■ Directions for this task: All lines from the one with "Transcribe the text in this document." to the end of the material, both included, are to be written out exactly and without anything else.
• • • • •
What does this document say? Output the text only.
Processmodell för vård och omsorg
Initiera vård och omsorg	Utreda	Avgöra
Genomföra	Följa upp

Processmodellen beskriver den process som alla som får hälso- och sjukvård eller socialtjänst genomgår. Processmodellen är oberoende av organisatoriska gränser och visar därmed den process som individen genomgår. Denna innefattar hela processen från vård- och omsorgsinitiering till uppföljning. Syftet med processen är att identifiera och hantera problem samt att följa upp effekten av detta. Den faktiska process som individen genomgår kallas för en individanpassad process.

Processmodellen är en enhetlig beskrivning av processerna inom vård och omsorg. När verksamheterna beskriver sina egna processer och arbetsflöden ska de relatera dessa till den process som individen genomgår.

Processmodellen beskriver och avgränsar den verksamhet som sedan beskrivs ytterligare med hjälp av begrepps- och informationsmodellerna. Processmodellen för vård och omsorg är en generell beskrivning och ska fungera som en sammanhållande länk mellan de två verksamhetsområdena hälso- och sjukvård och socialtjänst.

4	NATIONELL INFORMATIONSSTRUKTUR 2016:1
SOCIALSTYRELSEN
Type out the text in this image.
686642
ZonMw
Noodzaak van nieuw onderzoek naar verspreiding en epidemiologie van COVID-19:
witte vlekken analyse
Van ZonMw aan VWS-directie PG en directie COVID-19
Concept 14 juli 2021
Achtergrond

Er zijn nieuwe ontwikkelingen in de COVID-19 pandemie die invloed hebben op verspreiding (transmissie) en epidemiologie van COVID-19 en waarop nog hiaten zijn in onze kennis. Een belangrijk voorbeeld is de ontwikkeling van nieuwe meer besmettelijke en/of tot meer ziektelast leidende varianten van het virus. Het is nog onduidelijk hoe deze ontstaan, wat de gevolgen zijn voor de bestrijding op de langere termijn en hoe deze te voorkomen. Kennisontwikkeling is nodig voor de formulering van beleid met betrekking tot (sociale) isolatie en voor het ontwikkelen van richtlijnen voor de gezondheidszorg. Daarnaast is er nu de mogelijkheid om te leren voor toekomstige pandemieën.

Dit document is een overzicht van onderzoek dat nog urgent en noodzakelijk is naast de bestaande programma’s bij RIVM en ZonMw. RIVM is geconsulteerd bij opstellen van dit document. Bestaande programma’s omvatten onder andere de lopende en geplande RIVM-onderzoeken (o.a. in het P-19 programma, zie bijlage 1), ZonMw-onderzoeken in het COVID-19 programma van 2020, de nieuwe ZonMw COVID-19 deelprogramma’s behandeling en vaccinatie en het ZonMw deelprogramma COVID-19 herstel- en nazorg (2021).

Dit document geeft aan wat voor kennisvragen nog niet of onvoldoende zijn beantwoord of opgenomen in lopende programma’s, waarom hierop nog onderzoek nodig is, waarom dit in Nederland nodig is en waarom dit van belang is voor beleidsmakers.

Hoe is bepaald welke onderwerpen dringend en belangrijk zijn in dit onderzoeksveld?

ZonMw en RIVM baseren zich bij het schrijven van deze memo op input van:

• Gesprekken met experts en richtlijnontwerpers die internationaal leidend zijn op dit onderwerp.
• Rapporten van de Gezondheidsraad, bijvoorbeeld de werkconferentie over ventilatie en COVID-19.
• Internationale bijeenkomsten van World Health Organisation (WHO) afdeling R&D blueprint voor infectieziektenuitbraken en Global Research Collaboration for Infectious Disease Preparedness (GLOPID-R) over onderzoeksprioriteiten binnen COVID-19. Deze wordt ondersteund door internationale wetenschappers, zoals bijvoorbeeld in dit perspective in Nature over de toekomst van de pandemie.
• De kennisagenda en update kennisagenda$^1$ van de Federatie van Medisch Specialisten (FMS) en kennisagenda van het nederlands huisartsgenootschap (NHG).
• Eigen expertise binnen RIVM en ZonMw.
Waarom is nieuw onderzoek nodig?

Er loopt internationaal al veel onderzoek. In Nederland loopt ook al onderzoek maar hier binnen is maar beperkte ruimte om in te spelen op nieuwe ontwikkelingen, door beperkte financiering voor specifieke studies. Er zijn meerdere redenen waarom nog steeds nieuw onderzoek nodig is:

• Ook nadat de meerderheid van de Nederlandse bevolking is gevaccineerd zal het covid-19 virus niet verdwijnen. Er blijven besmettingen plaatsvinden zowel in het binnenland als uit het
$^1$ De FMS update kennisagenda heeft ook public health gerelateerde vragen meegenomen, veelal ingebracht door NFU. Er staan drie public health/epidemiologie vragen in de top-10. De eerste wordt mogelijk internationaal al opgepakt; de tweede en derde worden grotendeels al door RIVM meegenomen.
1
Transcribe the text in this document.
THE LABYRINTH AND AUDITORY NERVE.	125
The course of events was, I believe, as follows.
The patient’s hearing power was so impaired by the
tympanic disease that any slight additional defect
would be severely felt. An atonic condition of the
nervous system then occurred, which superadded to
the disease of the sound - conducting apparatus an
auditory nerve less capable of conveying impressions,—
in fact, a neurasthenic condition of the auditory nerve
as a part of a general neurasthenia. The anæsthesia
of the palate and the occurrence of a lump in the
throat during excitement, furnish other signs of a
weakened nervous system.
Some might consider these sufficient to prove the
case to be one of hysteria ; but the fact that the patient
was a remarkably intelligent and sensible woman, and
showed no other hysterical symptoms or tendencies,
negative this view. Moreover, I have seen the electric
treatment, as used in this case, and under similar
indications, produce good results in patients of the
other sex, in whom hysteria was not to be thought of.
• • • • •
■ Final answer:
Transcribe the text in this document.
THE LABYRINTH AND AUDITORY NERVE.	125
The course of events was, I believe, as follows.
The patient’s hearing power was so impaired by the
tympanic disease that any slight additional defect
would be severely felt. An atonic condition of the
nervous system then occurred, which superadded to
the disease of the sound - conducting apparatus an
auditory nerve less capable of conveying impressions,—
in fact, a neurasthenic condition of the auditory nerve
as a part of a general neurasthenia. The anæsthesia
of the palate and the occurrence of a lump in the
throat during excitement, furnish other signs of a
weakened nervous system.
Some might consider these sufficient to prove the
case to be one of hysteria ; but the fact that the patient
was a remarkably intelligent and sensible woman, and
showed no other hysterical symptoms or tendencies,
negative this view. Moreover, I have seen the electric
treatment, as used in this case, and under similar
indications, produce good results in patients of the
other sex, in whom hysteria was not to be thought of.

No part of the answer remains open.